= YOUR OBJECTIVE =
Using the data beneath, show every line that includes the word "Open".
——
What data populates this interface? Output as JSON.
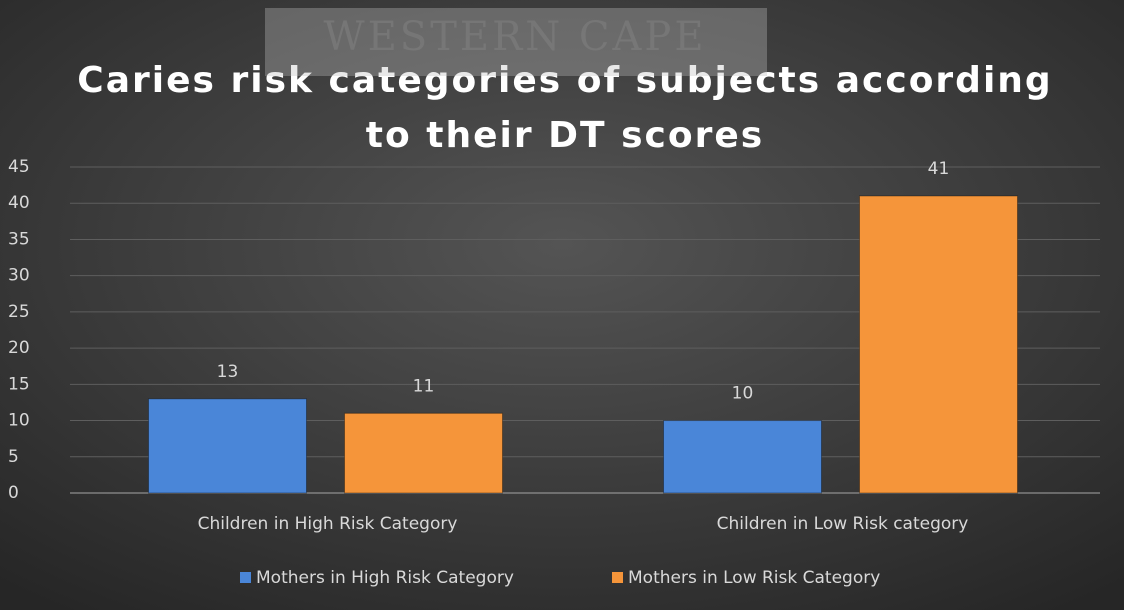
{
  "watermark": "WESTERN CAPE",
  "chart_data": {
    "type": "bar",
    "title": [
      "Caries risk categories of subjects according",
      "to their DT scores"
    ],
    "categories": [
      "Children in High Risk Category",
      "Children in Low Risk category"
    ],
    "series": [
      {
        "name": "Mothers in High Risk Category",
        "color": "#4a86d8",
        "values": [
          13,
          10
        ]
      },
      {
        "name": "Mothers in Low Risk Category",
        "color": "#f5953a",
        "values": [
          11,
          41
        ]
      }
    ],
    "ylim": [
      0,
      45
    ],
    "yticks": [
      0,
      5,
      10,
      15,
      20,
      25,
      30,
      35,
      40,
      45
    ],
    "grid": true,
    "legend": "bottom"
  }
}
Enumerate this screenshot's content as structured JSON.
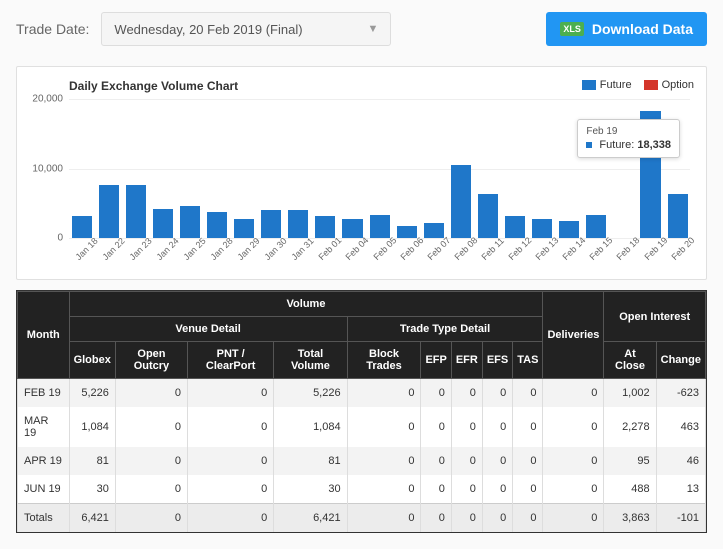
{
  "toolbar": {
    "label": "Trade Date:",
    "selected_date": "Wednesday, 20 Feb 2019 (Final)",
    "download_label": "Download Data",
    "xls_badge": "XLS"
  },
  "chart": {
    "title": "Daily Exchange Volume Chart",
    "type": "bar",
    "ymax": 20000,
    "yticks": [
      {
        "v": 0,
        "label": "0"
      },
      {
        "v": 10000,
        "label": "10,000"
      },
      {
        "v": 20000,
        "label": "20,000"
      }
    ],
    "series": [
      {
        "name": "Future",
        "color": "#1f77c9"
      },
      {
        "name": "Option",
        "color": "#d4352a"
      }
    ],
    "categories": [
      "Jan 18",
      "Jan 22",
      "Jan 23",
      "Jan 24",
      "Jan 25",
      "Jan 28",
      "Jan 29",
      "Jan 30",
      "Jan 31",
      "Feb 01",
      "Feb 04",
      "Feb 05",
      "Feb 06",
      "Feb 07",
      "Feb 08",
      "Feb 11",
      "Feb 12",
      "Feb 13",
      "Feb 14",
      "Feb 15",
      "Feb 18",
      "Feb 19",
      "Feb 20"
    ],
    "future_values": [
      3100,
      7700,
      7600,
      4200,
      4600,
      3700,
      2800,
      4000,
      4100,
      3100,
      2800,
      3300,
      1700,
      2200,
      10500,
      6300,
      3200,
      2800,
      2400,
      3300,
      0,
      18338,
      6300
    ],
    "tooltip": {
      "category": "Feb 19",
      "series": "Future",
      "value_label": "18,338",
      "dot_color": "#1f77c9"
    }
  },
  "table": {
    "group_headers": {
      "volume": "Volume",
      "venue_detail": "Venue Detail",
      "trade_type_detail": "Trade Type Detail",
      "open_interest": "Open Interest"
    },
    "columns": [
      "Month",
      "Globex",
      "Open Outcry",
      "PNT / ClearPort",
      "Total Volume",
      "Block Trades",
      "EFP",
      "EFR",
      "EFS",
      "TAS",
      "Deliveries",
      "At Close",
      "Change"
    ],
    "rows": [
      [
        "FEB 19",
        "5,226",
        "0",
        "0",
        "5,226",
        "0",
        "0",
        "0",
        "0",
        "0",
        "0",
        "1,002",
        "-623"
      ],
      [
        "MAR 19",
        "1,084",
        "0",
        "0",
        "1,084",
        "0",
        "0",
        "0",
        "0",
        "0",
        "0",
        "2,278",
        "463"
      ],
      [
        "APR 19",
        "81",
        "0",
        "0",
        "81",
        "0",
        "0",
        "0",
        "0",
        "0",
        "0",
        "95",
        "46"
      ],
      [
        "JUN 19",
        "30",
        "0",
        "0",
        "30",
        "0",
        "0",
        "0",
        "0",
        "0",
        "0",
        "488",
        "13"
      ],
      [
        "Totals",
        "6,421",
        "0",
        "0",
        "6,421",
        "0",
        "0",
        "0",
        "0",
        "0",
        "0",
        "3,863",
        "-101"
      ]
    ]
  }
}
——
= FINAL ANSWER =
      "open_interest": "Open Interest"
      "Open Outcry",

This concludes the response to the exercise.